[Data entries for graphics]
--
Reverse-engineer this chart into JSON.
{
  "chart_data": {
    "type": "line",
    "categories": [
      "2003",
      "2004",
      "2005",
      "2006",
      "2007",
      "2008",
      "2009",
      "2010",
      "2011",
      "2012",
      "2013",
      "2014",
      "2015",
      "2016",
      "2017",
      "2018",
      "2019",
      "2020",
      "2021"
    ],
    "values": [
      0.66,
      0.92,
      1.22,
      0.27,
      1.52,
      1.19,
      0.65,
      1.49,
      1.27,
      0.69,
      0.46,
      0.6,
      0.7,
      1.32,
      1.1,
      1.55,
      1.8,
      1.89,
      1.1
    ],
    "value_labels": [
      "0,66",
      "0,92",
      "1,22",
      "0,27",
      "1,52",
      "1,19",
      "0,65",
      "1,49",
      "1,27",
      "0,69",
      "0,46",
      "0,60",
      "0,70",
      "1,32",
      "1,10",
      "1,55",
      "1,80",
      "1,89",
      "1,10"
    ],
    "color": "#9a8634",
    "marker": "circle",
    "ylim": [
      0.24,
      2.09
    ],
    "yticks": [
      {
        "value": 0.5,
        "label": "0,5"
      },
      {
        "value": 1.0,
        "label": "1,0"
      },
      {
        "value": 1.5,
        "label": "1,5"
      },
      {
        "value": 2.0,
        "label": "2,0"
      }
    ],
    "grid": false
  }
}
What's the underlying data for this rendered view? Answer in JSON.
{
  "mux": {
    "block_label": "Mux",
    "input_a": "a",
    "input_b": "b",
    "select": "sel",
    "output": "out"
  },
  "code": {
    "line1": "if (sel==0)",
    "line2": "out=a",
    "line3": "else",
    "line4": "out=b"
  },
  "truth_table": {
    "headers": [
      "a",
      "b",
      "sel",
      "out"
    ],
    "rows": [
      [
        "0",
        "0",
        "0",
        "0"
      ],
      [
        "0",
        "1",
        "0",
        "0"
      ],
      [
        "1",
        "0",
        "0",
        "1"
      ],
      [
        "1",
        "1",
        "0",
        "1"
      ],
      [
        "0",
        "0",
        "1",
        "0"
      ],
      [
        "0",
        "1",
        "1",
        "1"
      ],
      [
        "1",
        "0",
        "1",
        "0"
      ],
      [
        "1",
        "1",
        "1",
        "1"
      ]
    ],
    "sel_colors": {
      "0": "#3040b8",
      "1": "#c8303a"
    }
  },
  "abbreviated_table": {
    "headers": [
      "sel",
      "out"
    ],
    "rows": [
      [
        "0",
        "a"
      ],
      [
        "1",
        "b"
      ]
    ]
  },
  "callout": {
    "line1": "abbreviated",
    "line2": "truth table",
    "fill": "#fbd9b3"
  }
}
--
The task:
Transcribe every record above exactly as it appears.

Full output:
Reverse-engineer this chart into JSON.
{
  "chart_data": {
    "type": "line",
    "categories": [
      "2003",
      "2004",
      "2005",
      "2006",
      "2007",
      "2008",
      "2009",
      "2010",
      "2011",
      "2012",
      "2013",
      "2014",
      "2015",
      "2016",
      "2017",
      "2018",
      "2019",
      "2020",
      "2021"
    ],
    "values": [
      0.66,
      0.92,
      1.22,
      0.27,
      1.52,
      1.19,
      0.65,
      1.49,
      1.27,
      0.69,
      0.46,
      0.6,
      0.7,
      1.32,
      1.1,
      1.55,
      1.8,
      1.89,
      1.1
    ],
    "value_labels": [
      "0,66",
      "0,92",
      "1,22",
      "0,27",
      "1,52",
      "1,19",
      "0,65",
      "1,49",
      "1,27",
      "0,69",
      "0,46",
      "0,60",
      "0,70",
      "1,32",
      "1,10",
      "1,55",
      "1,80",
      "1,89",
      "1,10"
    ],
    "color": "#9a8634",
    "marker": "circle",
    "ylim": [
      0.24,
      2.09
    ],
    "yticks": [
      {
        "value": 0.5,
        "label": "0,5"
      },
      {
        "value": 1.0,
        "label": "1,0"
      },
      {
        "value": 1.5,
        "label": "1,5"
      },
      {
        "value": 2.0,
        "label": "2,0"
      }
    ],
    "grid": false
  }
}
What's the underlying data for this rendered view? Answer in JSON.
{
  "mux": {
    "block_label": "Mux",
    "input_a": "a",
    "input_b": "b",
    "select": "sel",
    "output": "out"
  },
  "code": {
    "line1": "if (sel==0)",
    "line2": "out=a",
    "line3": "else",
    "line4": "out=b"
  },
  "truth_table": {
    "headers": [
      "a",
      "b",
      "sel",
      "out"
    ],
    "rows": [
      [
        "0",
        "0",
        "0",
        "0"
      ],
      [
        "0",
        "1",
        "0",
        "0"
      ],
      [
        "1",
        "0",
        "0",
        "1"
      ],
      [
        "1",
        "1",
        "0",
        "1"
      ],
      [
        "0",
        "0",
        "1",
        "0"
      ],
      [
        "0",
        "1",
        "1",
        "1"
      ],
      [
        "1",
        "0",
        "1",
        "0"
      ],
      [
        "1",
        "1",
        "1",
        "1"
      ]
    ],
    "sel_colors": {
      "0": "#3040b8",
      "1": "#c8303a"
    }
  },
  "abbreviated_table": {
    "headers": [
      "sel",
      "out"
    ],
    "rows": [
      [
        "0",
        "a"
      ],
      [
        "1",
        "b"
      ]
    ]
  },
  "callout": {
    "line1": "abbreviated",
    "line2": "truth table",
    "fill": "#fbd9b3"
  }
}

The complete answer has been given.